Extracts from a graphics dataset
==*==
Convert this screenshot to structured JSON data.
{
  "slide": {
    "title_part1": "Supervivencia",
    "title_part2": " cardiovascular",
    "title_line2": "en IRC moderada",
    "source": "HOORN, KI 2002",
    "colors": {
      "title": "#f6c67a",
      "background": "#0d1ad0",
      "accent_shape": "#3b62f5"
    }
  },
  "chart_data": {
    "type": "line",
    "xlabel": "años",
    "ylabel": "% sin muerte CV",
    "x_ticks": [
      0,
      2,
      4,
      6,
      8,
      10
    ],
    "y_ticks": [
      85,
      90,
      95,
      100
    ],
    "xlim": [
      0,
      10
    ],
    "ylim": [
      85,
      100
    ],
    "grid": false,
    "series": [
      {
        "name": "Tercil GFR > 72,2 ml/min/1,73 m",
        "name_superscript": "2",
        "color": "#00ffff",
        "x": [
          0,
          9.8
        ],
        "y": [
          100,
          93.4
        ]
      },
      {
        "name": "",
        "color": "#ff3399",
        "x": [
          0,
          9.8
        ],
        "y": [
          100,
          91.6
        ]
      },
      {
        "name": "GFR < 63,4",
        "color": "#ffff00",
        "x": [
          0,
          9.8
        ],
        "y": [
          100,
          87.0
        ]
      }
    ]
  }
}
==*==
*GIVEN PROBLEM*:
Every line above should be written out again exactly as it stands.

*FINISHED TASK*:
Convert this screenshot to structured JSON data.
{
  "slide": {
    "title_part1": "Supervivencia",
    "title_part2": " cardiovascular",
    "title_line2": "en IRC moderada",
    "source": "HOORN, KI 2002",
    "colors": {
      "title": "#f6c67a",
      "background": "#0d1ad0",
      "accent_shape": "#3b62f5"
    }
  },
  "chart_data": {
    "type": "line",
    "xlabel": "años",
    "ylabel": "% sin muerte CV",
    "x_ticks": [
      0,
      2,
      4,
      6,
      8,
      10
    ],
    "y_ticks": [
      85,
      90,
      95,
      100
    ],
    "xlim": [
      0,
      10
    ],
    "ylim": [
      85,
      100
    ],
    "grid": false,
    "series": [
      {
        "name": "Tercil GFR > 72,2 ml/min/1,73 m",
        "name_superscript": "2",
        "color": "#00ffff",
        "x": [
          0,
          9.8
        ],
        "y": [
          100,
          93.4
        ]
      },
      {
        "name": "",
        "color": "#ff3399",
        "x": [
          0,
          9.8
        ],
        "y": [
          100,
          91.6
        ]
      },
      {
        "name": "GFR < 63,4",
        "color": "#ffff00",
        "x": [
          0,
          9.8
        ],
        "y": [
          100,
          87.0
        ]
      }
    ]
  }
}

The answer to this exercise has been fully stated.